Study text
A researcher in the University of Texas Southwestern Medical Center biophysics department is discerning the mechanisms cells use to manufacture ribosomes. He hopes to figure out how to muck up the assembly line in order to stop cancer from reproducing. Jan Erzberger was recruited in 2015 from ETH Zürich, in Switzerland, where he was a senior research fellow, with the help of a First-Time Tenure-Track Award from CPRIT.
Ribosomes are like little robots, gathering amino acids and stringing them together to assemble them into protein chains. “Think of an assembly line that’s completely run by robots, which are very flexible and can build whatever you want,” Erzberger says. “But if you decide in two weeks to have twice as many cellular building blocks available, the thing you have to make first is more robots. In a fast-growing cell, like cancer, you are always making more ribosomes.”
Erzberger uses yeast cells to study the biomechanics of ribosome synthesis, which uses essentially the same process that human cells use. “There are not many differences between ribosomes in baking yeast and you,” he says. “We’re trying to get the overall idea of the big picture in yeast because it’s faster, and then apply that to understanding human cells. We can make all the mistakes in the faster, cheaper system.”
Once the basic mechanisms have become clear, Erzberger says he can begin a much more targeted investigation of mammalian cells, to find the most vulnerable or easiest place to throw in a monkey wrench. “We’re trying to stop the production of ribosomes,” he says, “which should deep-six everything that is required for growth.”

Work order
Reproduce the entire text on ribosome research word for word. None of the lines that follow are needed here.

Source data:

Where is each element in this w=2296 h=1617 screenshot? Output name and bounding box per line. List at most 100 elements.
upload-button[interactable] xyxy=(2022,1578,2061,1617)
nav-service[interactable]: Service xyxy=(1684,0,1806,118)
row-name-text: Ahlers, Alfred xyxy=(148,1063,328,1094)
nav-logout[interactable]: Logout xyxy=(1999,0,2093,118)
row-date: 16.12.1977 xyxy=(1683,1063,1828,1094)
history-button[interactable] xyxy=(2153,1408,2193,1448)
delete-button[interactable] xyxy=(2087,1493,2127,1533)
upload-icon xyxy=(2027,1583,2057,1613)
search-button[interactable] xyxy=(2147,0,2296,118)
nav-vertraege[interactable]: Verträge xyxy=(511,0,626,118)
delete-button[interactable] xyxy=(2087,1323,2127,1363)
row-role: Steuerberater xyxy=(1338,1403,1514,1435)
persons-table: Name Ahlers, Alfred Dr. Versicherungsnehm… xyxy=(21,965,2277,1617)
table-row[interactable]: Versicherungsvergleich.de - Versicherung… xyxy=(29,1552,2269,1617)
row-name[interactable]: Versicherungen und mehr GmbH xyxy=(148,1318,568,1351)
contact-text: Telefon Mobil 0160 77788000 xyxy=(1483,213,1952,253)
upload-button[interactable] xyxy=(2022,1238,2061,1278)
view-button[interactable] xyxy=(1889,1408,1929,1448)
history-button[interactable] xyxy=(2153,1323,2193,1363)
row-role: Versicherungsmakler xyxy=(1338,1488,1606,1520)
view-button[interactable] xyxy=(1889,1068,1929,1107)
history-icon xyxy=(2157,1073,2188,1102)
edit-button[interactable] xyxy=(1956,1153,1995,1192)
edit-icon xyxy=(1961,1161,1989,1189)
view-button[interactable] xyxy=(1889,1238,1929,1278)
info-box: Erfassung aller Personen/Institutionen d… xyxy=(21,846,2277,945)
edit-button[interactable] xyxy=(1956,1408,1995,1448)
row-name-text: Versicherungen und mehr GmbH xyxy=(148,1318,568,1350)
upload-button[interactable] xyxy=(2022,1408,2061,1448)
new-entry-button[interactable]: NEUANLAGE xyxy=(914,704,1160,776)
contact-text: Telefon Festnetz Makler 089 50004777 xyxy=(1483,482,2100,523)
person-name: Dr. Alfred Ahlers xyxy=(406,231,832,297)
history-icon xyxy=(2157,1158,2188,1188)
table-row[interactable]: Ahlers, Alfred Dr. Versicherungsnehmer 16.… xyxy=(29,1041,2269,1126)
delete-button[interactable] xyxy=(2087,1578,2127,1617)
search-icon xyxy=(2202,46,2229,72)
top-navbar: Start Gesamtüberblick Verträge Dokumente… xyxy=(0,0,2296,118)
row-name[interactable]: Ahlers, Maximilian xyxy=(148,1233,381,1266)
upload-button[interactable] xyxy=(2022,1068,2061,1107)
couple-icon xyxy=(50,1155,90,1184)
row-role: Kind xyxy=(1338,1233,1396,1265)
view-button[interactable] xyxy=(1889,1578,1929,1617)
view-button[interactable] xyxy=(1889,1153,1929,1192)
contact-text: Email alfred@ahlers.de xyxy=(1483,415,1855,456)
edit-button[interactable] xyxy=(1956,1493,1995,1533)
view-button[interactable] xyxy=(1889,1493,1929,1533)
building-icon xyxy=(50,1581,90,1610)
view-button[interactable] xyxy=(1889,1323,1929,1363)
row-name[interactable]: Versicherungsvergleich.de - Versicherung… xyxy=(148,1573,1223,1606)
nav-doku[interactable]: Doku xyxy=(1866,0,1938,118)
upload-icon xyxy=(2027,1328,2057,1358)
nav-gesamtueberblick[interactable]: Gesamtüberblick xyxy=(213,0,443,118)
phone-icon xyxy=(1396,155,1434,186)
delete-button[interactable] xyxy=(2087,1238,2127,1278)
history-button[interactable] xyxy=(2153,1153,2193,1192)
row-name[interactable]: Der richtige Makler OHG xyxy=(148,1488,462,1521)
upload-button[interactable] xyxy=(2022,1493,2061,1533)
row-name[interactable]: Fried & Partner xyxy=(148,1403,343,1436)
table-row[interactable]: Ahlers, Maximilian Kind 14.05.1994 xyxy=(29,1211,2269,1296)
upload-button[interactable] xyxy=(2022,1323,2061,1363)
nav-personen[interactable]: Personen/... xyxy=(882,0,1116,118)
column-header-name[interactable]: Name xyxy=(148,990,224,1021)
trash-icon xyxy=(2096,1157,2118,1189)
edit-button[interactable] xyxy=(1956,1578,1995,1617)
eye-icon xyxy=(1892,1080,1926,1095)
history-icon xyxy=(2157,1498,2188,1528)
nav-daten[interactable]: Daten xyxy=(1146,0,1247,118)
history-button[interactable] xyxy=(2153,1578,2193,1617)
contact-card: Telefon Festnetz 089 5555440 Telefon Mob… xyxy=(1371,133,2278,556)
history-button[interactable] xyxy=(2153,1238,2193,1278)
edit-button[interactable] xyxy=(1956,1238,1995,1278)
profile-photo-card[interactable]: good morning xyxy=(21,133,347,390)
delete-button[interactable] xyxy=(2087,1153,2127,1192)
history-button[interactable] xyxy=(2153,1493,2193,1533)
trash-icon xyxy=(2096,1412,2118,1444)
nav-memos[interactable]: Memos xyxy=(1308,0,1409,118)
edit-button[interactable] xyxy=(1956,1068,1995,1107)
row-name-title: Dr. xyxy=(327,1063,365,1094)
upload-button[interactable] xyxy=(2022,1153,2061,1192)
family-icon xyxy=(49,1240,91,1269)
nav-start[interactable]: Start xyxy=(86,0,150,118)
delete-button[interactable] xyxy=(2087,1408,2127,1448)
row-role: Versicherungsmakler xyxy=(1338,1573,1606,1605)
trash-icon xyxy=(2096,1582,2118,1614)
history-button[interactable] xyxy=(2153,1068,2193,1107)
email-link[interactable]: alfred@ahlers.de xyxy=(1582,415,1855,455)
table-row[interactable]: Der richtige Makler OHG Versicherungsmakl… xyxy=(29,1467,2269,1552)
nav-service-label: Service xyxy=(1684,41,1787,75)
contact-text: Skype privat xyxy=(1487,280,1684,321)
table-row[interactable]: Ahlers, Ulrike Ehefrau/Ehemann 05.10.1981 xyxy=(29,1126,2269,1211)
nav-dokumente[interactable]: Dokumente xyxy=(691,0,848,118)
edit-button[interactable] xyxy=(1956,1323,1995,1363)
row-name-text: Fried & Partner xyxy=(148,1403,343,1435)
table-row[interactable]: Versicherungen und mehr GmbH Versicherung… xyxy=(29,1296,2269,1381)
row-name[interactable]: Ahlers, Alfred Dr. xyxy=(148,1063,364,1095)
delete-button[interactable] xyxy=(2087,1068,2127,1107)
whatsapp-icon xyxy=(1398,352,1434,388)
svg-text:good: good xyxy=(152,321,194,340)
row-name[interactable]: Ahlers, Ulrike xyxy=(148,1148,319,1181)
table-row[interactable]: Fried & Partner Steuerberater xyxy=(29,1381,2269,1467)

Solution below
A researcher in the University of Texas Southwestern Medical Center biophysics department is discerning the mechanisms cells use to manufacture ribosomes. He hopes to figure out how to muck up the assembly line in order to stop cancer from reproducing. Jan Erzberger was recruited in 2015 from ETH Zürich, in Switzerland, where he was a senior research fellow, with the help of a First-Time Tenure-Track Award from CPRIT.
Ribosomes are like little robots, gathering amino acids and stringing them together to assemble them into protein chains. “Think of an assembly line that’s completely run by robots, which are very flexible and can build whatever you want,” Erzberger says. “But if you decide in two weeks to have twice as many cellular building blocks available, the thing you have to make first is more robots. In a fast-growing cell, like cancer, you are always making more ribosomes.”
Erzberger uses yeast cells to study the biomechanics of ribosome synthesis, which uses essentially the same process that human cells use. “There are not many differences between ribosomes in baking yeast and you,” he says. “We’re trying to get the overall idea of the big picture in yeast because it’s faster, and then apply that to understanding human cells. We can make all the mistakes in the faster, cheaper system.”
Once the basic mechanisms have become clear, Erzberger says he can begin a much more targeted investigation of mammalian cells, to find the most vulnerable or easiest place to throw in a monkey wrench. “We’re trying to stop the production of ribosomes,” he says, “which should deep-six everything that is required for growth.”